[Figure collection entries]
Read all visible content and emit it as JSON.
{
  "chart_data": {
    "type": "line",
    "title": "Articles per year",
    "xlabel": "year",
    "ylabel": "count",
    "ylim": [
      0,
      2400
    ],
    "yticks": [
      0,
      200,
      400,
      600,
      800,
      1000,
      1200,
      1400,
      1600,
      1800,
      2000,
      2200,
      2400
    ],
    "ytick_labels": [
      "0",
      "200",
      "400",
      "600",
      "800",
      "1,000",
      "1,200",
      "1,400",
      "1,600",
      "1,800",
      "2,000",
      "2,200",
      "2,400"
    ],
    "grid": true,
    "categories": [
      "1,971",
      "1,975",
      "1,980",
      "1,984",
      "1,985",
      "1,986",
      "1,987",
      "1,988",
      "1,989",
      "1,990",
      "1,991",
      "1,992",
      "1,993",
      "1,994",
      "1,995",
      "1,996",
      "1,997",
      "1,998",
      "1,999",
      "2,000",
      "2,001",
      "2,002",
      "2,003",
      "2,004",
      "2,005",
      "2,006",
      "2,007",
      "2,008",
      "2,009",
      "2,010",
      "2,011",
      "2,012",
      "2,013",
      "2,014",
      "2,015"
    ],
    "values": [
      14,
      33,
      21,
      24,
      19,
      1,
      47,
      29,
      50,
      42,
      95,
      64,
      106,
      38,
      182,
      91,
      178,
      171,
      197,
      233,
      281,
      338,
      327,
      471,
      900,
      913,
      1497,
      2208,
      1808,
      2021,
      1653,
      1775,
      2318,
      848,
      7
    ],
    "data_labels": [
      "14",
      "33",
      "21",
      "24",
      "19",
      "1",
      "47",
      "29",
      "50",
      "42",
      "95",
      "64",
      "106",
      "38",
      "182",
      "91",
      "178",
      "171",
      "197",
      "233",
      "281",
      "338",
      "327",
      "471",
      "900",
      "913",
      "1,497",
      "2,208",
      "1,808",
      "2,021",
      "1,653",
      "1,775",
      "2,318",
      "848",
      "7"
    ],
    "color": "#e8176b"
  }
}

TASK GOAL:
Restate all of the entries above precisely.

ANSWER TO THE EXERCISE:
Read all visible content and emit it as JSON.
{
  "chart_data": {
    "type": "line",
    "title": "Articles per year",
    "xlabel": "year",
    "ylabel": "count",
    "ylim": [
      0,
      2400
    ],
    "yticks": [
      0,
      200,
      400,
      600,
      800,
      1000,
      1200,
      1400,
      1600,
      1800,
      2000,
      2200,
      2400
    ],
    "ytick_labels": [
      "0",
      "200",
      "400",
      "600",
      "800",
      "1,000",
      "1,200",
      "1,400",
      "1,600",
      "1,800",
      "2,000",
      "2,200",
      "2,400"
    ],
    "grid": true,
    "categories": [
      "1,971",
      "1,975",
      "1,980",
      "1,984",
      "1,985",
      "1,986",
      "1,987",
      "1,988",
      "1,989",
      "1,990",
      "1,991",
      "1,992",
      "1,993",
      "1,994",
      "1,995",
      "1,996",
      "1,997",
      "1,998",
      "1,999",
      "2,000",
      "2,001",
      "2,002",
      "2,003",
      "2,004",
      "2,005",
      "2,006",
      "2,007",
      "2,008",
      "2,009",
      "2,010",
      "2,011",
      "2,012",
      "2,013",
      "2,014",
      "2,015"
    ],
    "values": [
      14,
      33,
      21,
      24,
      19,
      1,
      47,
      29,
      50,
      42,
      95,
      64,
      106,
      38,
      182,
      91,
      178,
      171,
      197,
      233,
      281,
      338,
      327,
      471,
      900,
      913,
      1497,
      2208,
      1808,
      2021,
      1653,
      1775,
      2318,
      848,
      7
    ],
    "data_labels": [
      "14",
      "33",
      "21",
      "24",
      "19",
      "1",
      "47",
      "29",
      "50",
      "42",
      "95",
      "64",
      "106",
      "38",
      "182",
      "91",
      "178",
      "171",
      "197",
      "233",
      "281",
      "338",
      "327",
      "471",
      "900",
      "913",
      "1,497",
      "2,208",
      "1,808",
      "2,021",
      "1,653",
      "1,775",
      "2,318",
      "848",
      "7"
    ],
    "color": "#e8176b"
  }
}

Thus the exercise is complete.